• Data entries:
— BEGIN —

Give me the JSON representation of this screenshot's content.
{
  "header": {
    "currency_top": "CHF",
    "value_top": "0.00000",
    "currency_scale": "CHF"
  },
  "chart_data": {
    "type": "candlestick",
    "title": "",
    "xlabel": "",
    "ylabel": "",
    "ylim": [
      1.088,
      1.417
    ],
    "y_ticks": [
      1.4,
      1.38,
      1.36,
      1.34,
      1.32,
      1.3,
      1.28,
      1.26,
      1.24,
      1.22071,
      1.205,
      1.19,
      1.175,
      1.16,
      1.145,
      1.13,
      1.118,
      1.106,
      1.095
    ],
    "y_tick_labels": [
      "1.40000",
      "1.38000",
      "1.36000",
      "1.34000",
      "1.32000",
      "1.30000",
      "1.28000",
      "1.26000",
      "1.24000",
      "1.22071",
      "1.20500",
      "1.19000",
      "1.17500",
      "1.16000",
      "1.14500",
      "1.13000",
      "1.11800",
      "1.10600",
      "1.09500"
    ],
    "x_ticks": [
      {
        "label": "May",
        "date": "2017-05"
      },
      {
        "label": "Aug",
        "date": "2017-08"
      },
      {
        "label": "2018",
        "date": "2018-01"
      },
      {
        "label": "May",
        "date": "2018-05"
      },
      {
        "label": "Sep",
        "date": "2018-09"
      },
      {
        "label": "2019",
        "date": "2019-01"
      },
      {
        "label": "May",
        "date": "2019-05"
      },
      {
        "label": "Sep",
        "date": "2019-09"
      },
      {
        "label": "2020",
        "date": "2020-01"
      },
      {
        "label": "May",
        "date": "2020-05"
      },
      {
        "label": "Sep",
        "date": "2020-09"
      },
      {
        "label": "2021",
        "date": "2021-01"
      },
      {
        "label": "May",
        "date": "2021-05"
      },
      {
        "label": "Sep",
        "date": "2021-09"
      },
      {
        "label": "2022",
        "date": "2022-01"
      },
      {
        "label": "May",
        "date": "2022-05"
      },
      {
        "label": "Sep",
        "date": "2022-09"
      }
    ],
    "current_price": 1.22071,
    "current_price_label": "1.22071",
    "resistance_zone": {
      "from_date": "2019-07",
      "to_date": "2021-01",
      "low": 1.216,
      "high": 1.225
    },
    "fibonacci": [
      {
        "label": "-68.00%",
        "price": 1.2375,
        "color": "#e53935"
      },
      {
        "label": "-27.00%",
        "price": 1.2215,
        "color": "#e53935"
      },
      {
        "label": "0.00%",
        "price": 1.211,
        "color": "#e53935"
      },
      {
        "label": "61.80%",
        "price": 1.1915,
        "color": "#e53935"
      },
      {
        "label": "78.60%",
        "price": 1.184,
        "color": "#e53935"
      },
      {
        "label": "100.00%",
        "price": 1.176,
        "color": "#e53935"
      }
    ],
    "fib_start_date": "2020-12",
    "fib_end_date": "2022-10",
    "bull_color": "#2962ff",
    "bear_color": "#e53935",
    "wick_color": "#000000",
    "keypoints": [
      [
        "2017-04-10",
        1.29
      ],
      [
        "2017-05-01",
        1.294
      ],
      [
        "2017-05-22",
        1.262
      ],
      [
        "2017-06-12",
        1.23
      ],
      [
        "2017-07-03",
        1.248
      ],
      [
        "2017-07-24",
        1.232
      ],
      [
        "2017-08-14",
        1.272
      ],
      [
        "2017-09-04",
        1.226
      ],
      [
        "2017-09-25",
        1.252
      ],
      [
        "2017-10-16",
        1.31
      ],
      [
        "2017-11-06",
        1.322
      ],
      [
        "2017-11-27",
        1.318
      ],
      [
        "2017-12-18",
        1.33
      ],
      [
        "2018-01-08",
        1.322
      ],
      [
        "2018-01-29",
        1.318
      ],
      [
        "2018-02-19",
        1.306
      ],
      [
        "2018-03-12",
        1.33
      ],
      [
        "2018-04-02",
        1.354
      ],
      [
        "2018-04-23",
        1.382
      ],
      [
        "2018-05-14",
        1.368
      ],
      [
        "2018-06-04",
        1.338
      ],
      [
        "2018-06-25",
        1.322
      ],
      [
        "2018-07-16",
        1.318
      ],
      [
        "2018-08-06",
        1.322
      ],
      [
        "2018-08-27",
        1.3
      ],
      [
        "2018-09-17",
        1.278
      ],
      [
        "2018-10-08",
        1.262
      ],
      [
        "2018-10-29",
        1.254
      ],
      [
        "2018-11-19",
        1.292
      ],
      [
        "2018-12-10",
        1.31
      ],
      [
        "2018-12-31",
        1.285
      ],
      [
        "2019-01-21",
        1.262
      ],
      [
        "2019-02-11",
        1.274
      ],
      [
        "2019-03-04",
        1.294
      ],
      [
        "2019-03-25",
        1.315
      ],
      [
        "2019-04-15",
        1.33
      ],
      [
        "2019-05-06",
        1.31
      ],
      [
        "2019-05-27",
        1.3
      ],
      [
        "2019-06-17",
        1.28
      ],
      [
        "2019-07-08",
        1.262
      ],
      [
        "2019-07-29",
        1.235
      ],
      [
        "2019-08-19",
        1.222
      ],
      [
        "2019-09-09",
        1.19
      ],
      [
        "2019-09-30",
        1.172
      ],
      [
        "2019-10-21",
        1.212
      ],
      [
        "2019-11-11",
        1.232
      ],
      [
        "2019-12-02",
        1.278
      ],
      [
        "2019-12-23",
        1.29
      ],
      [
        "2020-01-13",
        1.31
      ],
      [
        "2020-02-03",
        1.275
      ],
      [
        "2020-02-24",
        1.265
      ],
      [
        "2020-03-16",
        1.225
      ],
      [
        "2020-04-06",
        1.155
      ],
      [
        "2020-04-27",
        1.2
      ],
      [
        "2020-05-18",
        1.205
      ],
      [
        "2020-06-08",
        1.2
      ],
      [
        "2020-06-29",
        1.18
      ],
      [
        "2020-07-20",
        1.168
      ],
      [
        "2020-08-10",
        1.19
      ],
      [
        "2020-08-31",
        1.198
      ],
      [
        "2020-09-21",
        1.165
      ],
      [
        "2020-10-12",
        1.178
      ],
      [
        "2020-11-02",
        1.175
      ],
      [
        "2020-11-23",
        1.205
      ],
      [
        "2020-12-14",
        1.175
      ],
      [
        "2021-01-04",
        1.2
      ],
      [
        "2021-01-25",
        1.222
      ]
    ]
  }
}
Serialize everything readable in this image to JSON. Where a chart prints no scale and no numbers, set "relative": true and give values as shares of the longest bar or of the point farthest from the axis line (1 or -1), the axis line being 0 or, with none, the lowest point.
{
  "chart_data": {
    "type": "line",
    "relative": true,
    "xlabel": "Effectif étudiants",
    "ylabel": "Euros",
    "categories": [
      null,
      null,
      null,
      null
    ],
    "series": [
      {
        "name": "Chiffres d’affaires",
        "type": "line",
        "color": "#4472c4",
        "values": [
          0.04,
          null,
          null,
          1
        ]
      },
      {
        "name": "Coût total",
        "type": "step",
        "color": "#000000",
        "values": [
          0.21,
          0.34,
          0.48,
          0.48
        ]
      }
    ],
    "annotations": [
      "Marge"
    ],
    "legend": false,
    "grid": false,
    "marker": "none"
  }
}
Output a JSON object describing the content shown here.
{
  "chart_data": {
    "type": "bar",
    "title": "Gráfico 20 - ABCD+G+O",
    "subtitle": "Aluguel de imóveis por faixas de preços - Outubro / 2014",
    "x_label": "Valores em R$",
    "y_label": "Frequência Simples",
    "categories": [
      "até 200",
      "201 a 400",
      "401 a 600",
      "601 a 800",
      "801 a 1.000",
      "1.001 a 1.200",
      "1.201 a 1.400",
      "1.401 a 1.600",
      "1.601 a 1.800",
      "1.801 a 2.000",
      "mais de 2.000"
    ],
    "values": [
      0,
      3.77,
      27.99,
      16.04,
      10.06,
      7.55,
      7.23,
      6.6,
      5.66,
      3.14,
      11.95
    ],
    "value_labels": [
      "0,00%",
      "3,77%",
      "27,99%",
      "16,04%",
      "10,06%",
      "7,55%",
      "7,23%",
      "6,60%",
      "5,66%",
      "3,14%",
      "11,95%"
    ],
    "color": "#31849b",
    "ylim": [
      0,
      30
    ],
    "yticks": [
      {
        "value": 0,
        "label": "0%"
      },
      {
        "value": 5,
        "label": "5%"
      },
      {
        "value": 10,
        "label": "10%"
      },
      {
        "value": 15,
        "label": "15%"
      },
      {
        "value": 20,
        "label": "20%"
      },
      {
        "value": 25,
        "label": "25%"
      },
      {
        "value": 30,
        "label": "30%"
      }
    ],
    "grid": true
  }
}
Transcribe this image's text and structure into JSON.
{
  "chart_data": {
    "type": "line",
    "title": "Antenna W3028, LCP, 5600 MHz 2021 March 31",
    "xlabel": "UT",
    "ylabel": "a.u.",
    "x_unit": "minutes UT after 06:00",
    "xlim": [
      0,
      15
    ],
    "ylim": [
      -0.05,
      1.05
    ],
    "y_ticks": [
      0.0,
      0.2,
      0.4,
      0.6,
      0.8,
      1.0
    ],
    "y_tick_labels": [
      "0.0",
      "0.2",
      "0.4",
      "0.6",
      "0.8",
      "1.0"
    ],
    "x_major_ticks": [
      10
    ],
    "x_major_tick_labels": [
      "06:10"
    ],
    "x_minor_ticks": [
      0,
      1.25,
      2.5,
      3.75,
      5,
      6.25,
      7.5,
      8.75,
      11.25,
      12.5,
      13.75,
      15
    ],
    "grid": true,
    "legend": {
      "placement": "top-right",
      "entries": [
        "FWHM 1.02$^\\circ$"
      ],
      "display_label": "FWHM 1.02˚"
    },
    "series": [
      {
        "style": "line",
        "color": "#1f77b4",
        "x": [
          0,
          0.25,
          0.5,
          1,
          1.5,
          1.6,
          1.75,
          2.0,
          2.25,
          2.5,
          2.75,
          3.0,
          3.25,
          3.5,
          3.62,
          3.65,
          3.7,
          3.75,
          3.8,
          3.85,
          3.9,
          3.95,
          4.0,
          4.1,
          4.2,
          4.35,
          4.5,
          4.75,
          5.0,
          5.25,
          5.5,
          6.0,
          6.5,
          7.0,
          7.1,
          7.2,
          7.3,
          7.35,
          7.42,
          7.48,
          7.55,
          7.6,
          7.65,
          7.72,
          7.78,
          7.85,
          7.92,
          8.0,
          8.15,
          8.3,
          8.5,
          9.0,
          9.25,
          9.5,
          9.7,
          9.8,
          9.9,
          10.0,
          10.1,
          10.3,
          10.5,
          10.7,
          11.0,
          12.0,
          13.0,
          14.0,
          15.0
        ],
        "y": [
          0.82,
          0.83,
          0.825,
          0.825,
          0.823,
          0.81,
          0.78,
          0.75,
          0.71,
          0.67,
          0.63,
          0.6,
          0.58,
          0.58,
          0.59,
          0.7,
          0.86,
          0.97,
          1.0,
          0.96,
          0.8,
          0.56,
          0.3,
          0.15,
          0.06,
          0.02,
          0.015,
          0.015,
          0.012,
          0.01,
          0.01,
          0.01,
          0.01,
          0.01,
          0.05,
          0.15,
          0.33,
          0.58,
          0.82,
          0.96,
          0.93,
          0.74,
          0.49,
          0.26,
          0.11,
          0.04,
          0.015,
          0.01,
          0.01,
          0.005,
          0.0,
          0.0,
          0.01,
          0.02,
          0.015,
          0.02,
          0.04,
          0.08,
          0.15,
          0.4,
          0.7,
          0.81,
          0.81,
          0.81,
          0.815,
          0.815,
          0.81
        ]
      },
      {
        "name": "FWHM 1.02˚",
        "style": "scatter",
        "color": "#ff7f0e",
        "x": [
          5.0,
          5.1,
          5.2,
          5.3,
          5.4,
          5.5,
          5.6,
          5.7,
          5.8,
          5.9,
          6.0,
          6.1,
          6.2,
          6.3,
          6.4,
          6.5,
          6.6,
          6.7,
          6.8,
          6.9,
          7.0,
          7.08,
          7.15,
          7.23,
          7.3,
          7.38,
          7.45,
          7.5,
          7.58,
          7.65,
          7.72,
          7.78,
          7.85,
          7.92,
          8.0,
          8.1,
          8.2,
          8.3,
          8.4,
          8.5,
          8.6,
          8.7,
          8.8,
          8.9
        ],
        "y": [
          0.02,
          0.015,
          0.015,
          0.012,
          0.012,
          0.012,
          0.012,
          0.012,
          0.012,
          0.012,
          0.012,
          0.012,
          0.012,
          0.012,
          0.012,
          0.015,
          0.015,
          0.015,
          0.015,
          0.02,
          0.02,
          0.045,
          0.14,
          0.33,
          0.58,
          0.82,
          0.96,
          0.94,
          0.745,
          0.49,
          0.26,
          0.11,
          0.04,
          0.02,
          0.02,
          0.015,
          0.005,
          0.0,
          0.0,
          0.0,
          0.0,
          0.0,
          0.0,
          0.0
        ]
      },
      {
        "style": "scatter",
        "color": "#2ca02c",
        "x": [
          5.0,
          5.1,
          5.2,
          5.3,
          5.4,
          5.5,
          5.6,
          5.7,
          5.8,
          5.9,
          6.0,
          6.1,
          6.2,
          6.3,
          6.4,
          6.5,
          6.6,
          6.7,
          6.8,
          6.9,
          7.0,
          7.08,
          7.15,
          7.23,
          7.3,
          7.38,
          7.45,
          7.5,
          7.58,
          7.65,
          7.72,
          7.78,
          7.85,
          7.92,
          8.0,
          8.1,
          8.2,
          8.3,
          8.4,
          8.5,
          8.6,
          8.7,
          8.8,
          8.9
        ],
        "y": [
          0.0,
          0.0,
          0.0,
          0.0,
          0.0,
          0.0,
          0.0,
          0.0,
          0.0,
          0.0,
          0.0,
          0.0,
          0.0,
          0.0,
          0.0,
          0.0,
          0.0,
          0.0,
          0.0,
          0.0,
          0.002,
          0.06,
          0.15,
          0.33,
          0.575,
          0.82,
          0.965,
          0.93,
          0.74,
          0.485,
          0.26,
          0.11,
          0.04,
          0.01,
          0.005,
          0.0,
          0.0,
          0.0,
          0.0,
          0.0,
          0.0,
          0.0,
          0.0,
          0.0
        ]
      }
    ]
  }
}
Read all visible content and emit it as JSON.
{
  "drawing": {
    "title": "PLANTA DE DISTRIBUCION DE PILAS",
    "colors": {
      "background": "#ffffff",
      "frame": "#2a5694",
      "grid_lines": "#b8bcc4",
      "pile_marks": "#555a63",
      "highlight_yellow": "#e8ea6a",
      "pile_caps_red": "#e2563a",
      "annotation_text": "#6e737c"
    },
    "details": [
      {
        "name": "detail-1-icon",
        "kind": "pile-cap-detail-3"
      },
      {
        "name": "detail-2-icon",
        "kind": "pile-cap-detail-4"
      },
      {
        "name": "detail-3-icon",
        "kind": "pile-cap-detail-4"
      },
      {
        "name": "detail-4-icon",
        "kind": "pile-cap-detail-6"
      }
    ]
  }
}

— END —

• Task description:
Copy out every line from the one containing "Read all visible content and emit it as JSON." to the end of the material, both ends included.

• Result of this exercise:
Read all visible content and emit it as JSON.
{
  "drawing": {
    "title": "PLANTA DE DISTRIBUCION DE PILAS",
    "colors": {
      "background": "#ffffff",
      "frame": "#2a5694",
      "grid_lines": "#b8bcc4",
      "pile_marks": "#555a63",
      "highlight_yellow": "#e8ea6a",
      "pile_caps_red": "#e2563a",
      "annotation_text": "#6e737c"
    },
    "details": [
      {
        "name": "detail-1-icon",
        "kind": "pile-cap-detail-3"
      },
      {
        "name": "detail-2-icon",
        "kind": "pile-cap-detail-4"
      },
      {
        "name": "detail-3-icon",
        "kind": "pile-cap-detail-4"
      },
      {
        "name": "detail-4-icon",
        "kind": "pile-cap-detail-6"
      }
    ]
  }
}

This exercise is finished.